Your goal:
A verbatim copy of the listing is what is needed, minus any pictures.

Records shown section start

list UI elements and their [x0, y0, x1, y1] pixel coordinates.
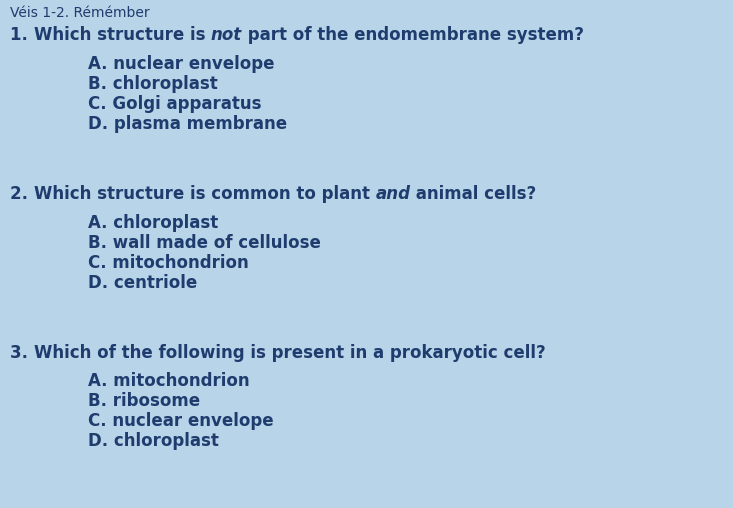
Text: A. nuclear envelope: A. nuclear envelope: [88, 55, 274, 73]
Text: 2.: 2.: [10, 185, 34, 203]
Text: D. centriole: D. centriole: [88, 274, 197, 292]
Text: Which structure is common to plant: Which structure is common to plant: [34, 185, 375, 203]
Text: Which of the following is present in a prokaryotic cell?: Which of the following is present in a p…: [34, 344, 545, 362]
Text: animal cells?: animal cells?: [410, 185, 537, 203]
Text: Véis 1-2. Rémémber: Véis 1-2. Rémémber: [10, 6, 150, 20]
Text: C. nuclear envelope: C. nuclear envelope: [88, 412, 273, 430]
Text: 1.: 1.: [10, 26, 34, 44]
Text: C. Golgi apparatus: C. Golgi apparatus: [88, 95, 262, 113]
Text: Which structure is: Which structure is: [34, 26, 211, 44]
Text: C. mitochondrion: C. mitochondrion: [88, 254, 248, 272]
Text: A. mitochondrion: A. mitochondrion: [88, 372, 250, 390]
Text: D. chloroplast: D. chloroplast: [88, 432, 219, 450]
Text: B. ribosome: B. ribosome: [88, 392, 200, 410]
Text: D. plasma membrane: D. plasma membrane: [88, 115, 287, 133]
Text: B. chloroplast: B. chloroplast: [88, 75, 218, 93]
Text: not: not: [211, 26, 242, 44]
Text: part of the endomembrane system?: part of the endomembrane system?: [242, 26, 584, 44]
Text: A. chloroplast: A. chloroplast: [88, 214, 218, 232]
Text: B. wall made of cellulose: B. wall made of cellulose: [88, 234, 321, 252]
Text: and: and: [375, 185, 410, 203]
Text: 3.: 3.: [10, 344, 34, 362]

Records shown section end

Result of this task:
list UI elements and their [x0, y0, x1, y1] pixel coordinates.
Text: A. nuclear envelope: A. nuclear envelope: [88, 55, 274, 73]
Text: 2.: 2.: [10, 185, 34, 203]
Text: D. centriole: D. centriole: [88, 274, 197, 292]
Text: Which structure is common to plant: Which structure is common to plant: [34, 185, 375, 203]
Text: Which of the following is present in a prokaryotic cell?: Which of the following is present in a p…: [34, 344, 545, 362]
Text: animal cells?: animal cells?: [410, 185, 537, 203]
Text: Véis 1-2. Rémémber: Véis 1-2. Rémémber: [10, 6, 150, 20]
Text: C. nuclear envelope: C. nuclear envelope: [88, 412, 273, 430]
Text: 1.: 1.: [10, 26, 34, 44]
Text: C. Golgi apparatus: C. Golgi apparatus: [88, 95, 262, 113]
Text: Which structure is: Which structure is: [34, 26, 211, 44]
Text: C. mitochondrion: C. mitochondrion: [88, 254, 248, 272]
Text: A. mitochondrion: A. mitochondrion: [88, 372, 250, 390]
Text: D. chloroplast: D. chloroplast: [88, 432, 219, 450]
Text: B. ribosome: B. ribosome: [88, 392, 200, 410]
Text: D. plasma membrane: D. plasma membrane: [88, 115, 287, 133]
Text: B. chloroplast: B. chloroplast: [88, 75, 218, 93]
Text: not: not: [211, 26, 242, 44]
Text: part of the endomembrane system?: part of the endomembrane system?: [242, 26, 584, 44]
Text: A. chloroplast: A. chloroplast: [88, 214, 218, 232]
Text: B. wall made of cellulose: B. wall made of cellulose: [88, 234, 321, 252]
Text: and: and: [375, 185, 410, 203]
Text: 3.: 3.: [10, 344, 34, 362]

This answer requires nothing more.